▼▼▼

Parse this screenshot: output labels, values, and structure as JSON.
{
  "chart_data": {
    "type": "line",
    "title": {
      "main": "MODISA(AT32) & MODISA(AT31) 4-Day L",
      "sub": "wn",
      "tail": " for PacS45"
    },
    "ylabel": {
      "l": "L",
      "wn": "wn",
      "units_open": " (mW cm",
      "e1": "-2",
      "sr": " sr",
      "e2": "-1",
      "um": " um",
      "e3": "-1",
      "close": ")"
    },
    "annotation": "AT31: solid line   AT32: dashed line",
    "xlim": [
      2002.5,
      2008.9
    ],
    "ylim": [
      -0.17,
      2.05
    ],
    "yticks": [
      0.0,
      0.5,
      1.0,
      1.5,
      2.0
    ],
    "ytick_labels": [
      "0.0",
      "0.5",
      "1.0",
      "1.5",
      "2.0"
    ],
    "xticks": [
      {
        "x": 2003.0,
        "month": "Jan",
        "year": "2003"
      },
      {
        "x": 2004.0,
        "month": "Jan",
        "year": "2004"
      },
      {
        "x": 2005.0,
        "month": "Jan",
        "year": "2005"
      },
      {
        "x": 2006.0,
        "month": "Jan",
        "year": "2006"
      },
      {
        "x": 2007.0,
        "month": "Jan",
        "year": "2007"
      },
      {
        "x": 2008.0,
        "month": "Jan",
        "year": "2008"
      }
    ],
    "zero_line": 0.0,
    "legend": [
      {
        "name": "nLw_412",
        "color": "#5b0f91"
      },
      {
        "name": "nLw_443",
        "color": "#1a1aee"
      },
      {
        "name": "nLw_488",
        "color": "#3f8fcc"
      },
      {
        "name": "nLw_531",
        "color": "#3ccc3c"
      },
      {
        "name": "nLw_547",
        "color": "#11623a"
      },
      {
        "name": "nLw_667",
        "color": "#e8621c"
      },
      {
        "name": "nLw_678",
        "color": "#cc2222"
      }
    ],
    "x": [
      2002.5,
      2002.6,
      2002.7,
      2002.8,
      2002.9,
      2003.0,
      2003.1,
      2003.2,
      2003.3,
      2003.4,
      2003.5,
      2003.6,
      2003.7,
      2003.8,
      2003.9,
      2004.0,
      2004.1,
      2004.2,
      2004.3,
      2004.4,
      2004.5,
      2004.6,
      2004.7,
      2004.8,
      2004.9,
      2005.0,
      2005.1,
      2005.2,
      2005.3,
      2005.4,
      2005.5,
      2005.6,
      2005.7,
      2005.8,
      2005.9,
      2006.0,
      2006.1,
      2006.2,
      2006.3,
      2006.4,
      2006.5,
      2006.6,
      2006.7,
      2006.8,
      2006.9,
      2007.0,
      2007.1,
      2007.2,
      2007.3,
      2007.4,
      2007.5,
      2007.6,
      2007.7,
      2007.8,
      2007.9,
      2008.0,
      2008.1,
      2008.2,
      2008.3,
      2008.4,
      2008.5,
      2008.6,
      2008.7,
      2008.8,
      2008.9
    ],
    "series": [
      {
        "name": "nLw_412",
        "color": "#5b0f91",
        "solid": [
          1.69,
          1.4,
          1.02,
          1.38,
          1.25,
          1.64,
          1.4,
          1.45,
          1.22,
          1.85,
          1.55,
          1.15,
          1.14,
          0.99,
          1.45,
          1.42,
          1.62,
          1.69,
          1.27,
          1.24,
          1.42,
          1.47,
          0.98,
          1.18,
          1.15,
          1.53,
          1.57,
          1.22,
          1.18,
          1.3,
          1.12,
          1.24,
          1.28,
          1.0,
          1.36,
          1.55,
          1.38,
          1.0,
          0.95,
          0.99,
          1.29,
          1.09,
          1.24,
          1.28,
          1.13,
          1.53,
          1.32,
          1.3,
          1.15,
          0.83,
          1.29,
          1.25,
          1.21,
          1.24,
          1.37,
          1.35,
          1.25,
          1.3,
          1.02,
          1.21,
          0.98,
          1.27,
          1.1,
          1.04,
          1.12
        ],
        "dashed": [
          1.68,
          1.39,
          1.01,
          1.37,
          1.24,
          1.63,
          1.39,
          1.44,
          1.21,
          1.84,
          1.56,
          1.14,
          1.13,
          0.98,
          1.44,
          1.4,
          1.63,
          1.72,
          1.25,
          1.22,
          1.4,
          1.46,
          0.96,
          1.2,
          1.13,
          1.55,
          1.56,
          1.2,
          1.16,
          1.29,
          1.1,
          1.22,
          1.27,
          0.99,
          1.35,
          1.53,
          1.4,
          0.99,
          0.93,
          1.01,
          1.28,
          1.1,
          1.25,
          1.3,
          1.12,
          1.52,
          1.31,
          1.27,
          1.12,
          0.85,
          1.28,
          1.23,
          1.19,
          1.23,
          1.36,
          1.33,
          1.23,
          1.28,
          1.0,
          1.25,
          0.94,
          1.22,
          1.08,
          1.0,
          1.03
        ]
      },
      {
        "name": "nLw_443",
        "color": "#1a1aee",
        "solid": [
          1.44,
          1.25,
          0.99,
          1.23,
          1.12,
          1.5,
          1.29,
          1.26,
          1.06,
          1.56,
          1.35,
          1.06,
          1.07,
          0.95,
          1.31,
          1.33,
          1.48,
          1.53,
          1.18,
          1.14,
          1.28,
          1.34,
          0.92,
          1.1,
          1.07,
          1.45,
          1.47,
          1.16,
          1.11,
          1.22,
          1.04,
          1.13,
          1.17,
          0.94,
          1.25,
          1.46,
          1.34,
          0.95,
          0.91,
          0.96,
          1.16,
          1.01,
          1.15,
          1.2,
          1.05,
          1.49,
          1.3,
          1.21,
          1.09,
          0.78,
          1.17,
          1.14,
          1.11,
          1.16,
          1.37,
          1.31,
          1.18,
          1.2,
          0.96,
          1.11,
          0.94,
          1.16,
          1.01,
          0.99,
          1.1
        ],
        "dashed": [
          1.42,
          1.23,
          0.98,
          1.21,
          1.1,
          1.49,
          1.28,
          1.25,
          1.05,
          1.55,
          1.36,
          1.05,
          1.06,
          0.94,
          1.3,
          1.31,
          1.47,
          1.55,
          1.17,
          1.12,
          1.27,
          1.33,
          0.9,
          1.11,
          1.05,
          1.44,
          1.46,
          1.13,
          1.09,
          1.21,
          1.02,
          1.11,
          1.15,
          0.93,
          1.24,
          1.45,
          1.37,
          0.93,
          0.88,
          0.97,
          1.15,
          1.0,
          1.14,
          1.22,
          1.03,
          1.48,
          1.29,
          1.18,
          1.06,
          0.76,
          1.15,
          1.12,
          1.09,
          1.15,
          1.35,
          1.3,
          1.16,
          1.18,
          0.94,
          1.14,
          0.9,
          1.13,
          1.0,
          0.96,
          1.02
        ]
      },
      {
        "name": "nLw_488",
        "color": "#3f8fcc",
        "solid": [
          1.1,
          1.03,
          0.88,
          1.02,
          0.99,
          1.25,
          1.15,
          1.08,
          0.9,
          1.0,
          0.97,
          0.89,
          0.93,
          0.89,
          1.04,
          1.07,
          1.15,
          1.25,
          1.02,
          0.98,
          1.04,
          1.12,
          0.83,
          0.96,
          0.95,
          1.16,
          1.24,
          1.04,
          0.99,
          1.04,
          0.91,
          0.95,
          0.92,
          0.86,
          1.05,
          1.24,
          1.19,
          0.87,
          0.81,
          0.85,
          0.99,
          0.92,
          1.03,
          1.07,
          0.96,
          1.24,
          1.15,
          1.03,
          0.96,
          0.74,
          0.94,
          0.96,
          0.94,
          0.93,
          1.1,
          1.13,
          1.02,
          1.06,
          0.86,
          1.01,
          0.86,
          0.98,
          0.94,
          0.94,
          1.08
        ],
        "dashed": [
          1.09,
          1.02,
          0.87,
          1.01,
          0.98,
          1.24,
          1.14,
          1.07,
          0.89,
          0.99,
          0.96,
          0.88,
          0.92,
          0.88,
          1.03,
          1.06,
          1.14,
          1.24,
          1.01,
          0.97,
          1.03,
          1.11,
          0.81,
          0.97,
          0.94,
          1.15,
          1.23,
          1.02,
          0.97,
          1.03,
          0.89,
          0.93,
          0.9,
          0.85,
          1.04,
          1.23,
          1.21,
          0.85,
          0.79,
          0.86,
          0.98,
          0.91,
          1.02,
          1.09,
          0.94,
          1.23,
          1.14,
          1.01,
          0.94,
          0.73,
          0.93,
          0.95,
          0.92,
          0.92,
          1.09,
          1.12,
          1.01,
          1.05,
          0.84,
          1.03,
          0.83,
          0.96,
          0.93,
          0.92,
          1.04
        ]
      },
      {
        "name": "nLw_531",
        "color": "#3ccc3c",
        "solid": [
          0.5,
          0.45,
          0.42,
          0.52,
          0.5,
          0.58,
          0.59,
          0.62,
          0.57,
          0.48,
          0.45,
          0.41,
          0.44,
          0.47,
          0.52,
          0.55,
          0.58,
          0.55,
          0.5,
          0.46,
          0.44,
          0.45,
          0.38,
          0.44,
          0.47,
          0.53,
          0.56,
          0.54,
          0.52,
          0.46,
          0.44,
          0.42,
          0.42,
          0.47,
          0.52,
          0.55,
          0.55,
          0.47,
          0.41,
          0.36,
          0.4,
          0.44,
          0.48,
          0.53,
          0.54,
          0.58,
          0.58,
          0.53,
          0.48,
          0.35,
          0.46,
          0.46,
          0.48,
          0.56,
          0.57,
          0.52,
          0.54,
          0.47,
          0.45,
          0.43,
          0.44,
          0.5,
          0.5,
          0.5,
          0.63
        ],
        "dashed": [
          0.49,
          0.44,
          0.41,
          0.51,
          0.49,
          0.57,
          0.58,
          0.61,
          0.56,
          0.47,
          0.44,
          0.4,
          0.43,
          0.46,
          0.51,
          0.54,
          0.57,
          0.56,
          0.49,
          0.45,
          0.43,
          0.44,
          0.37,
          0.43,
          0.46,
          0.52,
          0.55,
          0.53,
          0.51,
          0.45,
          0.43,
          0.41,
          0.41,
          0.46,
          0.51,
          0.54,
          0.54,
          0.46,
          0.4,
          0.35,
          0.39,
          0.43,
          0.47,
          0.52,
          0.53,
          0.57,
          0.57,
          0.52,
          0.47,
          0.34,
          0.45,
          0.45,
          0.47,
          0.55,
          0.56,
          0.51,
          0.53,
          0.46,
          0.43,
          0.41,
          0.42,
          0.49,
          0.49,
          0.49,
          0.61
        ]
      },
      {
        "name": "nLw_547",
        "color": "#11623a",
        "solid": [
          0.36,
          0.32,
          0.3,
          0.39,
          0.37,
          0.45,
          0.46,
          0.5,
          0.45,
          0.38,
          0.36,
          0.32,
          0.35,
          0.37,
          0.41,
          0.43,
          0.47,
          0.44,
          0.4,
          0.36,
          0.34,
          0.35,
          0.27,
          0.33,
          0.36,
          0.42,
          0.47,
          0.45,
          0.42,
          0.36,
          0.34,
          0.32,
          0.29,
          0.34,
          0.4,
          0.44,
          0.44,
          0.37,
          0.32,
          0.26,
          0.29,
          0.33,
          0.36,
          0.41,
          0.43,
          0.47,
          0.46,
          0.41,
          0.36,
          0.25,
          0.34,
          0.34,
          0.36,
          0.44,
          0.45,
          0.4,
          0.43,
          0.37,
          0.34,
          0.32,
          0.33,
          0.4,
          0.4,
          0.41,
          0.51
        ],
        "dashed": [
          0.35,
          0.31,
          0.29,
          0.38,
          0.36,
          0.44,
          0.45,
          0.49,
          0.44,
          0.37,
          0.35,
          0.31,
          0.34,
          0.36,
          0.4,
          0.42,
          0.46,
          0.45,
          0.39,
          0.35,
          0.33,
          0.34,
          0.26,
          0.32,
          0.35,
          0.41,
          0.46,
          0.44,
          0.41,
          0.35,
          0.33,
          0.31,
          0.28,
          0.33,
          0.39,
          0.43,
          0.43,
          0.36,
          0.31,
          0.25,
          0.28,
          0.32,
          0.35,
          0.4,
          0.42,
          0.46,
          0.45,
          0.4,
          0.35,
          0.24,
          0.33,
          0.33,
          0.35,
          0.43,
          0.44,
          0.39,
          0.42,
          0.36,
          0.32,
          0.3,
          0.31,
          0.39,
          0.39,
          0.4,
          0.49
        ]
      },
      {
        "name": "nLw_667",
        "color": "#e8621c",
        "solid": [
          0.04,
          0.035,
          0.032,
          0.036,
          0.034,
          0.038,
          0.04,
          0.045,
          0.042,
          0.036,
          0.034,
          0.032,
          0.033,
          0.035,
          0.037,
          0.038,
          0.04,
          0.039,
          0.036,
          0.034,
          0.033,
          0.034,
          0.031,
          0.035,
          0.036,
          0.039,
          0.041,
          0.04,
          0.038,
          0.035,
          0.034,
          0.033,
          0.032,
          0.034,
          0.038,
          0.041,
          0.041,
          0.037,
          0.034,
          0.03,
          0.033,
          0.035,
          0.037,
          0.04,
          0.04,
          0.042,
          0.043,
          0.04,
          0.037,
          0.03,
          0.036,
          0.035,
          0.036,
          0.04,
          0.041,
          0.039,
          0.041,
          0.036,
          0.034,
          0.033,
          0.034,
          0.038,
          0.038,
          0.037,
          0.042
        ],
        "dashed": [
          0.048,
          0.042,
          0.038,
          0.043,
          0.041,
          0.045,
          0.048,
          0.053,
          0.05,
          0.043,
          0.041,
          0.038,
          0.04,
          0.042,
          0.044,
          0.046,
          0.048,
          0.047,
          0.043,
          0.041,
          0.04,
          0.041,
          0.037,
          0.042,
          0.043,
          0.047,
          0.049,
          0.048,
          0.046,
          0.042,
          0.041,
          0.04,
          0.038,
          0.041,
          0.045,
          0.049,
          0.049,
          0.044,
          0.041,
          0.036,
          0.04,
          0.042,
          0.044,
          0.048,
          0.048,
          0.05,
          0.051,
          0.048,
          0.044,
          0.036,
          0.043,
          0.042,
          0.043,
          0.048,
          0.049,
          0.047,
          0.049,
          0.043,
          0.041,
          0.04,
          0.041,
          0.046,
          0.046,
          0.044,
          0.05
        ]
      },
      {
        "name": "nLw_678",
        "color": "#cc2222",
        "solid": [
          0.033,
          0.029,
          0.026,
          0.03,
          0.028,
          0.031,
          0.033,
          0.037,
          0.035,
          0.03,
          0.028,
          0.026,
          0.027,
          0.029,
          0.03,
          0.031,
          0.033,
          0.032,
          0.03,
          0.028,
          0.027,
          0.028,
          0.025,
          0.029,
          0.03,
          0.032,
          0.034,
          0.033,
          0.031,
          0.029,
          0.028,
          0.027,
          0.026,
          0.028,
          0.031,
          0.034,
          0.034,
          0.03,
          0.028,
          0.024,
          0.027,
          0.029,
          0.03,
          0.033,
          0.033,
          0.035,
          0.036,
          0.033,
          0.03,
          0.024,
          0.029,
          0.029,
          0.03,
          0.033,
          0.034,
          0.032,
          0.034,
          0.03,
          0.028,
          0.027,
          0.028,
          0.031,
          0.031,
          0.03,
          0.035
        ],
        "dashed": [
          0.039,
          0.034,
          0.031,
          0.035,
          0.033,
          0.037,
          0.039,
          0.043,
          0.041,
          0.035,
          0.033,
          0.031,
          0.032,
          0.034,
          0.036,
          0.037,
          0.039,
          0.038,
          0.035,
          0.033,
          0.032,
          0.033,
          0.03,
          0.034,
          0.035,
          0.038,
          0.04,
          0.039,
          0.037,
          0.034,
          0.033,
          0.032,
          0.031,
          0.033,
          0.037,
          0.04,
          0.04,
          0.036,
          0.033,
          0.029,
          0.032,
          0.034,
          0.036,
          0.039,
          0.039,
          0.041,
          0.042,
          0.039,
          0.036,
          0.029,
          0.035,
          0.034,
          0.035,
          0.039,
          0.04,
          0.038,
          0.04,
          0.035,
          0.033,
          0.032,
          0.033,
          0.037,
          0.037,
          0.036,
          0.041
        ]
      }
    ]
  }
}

▲▲▲

§ **Your objective**: What is the number of lines that hold the string "year"? Give it alone.

§ **Result of the task**: 6